--- START OF Given records ---

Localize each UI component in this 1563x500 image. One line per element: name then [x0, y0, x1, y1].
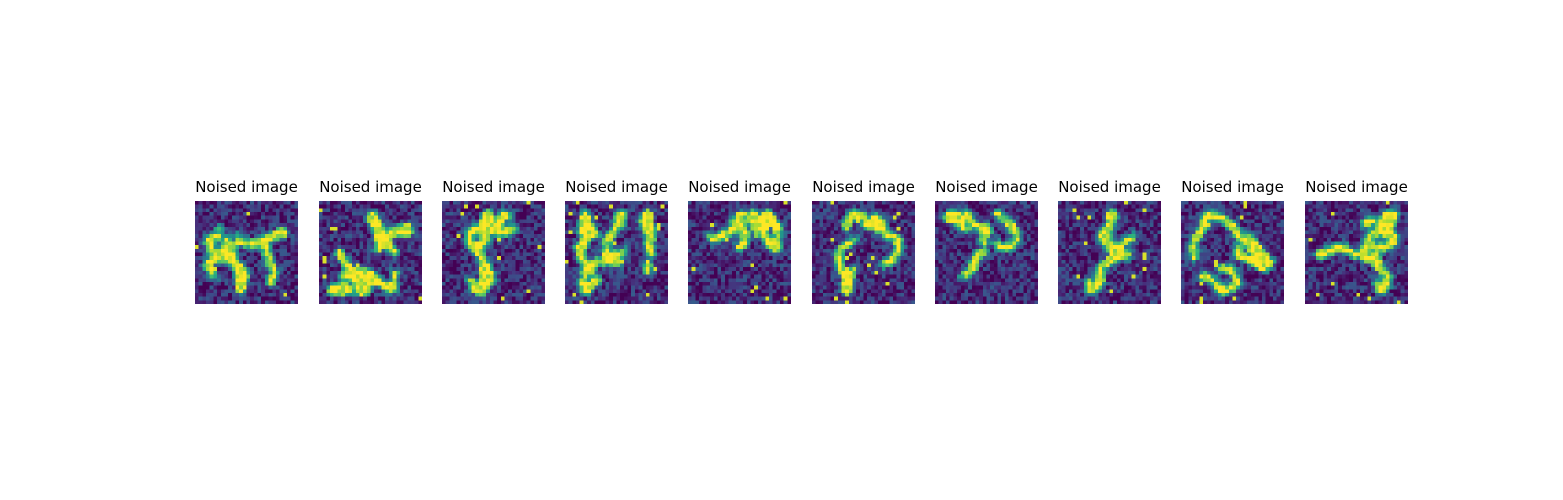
panel-title: Noised image: [442, 178, 545, 196]
noised-image: [935, 201, 1038, 304]
panel-title: Noised image: [1058, 178, 1161, 196]
noised-image: [1181, 201, 1284, 304]
panel-title: Noised image: [1181, 178, 1284, 196]
panel-title: Noised image: [812, 178, 915, 196]
panel-title: Noised image: [195, 178, 298, 196]
noised-image: [565, 201, 668, 304]
noised-image: [1305, 201, 1408, 304]
panel-title: Noised image: [319, 178, 422, 196]
noised-image: [812, 201, 915, 304]
panel-title: Noised image: [565, 178, 668, 196]
noised-image: [442, 201, 545, 304]
panel-title: Noised image: [1305, 178, 1408, 196]
noised-image: [319, 201, 422, 304]
noised-image: [1058, 201, 1161, 304]
panel-title: Noised image: [935, 178, 1038, 196]
panel-title: Noised image: [688, 178, 791, 196]
noised-image: [688, 201, 791, 304]
noised-image: [195, 201, 298, 304]
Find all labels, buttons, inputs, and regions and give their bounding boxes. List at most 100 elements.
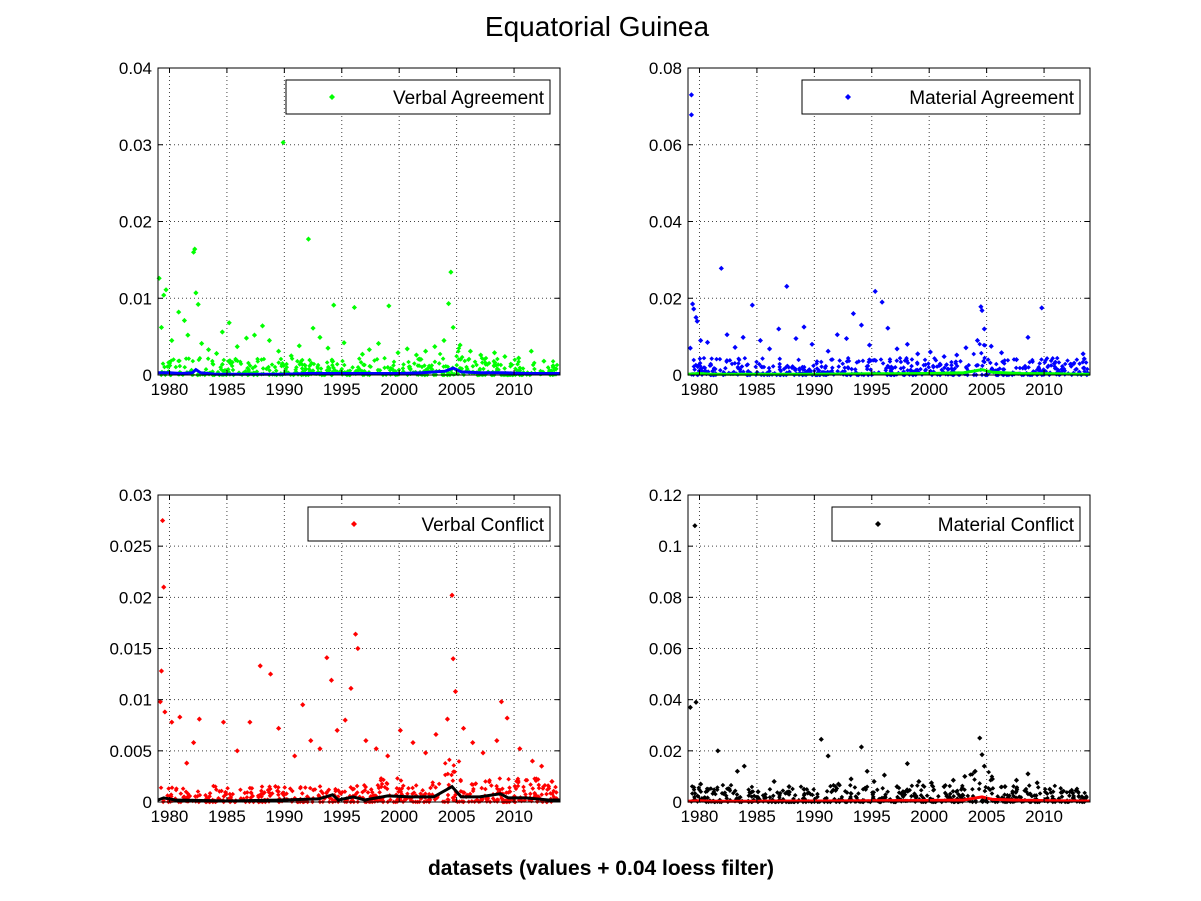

--- END OF Given records ---

- What you will do: Echo the items verbatim, from the start of the items through the line containing "noised-image: [1305, 201, 1408, 304]", with both ends included. Omit the pictures from your reply.

- Exercise result:
Localize each UI component in this 1563x500 image. One line per element: name then [x0, y0, x1, y1].
panel-title: Noised image: [442, 178, 545, 196]
noised-image: [935, 201, 1038, 304]
panel-title: Noised image: [1058, 178, 1161, 196]
noised-image: [1181, 201, 1284, 304]
panel-title: Noised image: [1181, 178, 1284, 196]
panel-title: Noised image: [812, 178, 915, 196]
panel-title: Noised image: [195, 178, 298, 196]
noised-image: [565, 201, 668, 304]
noised-image: [1305, 201, 1408, 304]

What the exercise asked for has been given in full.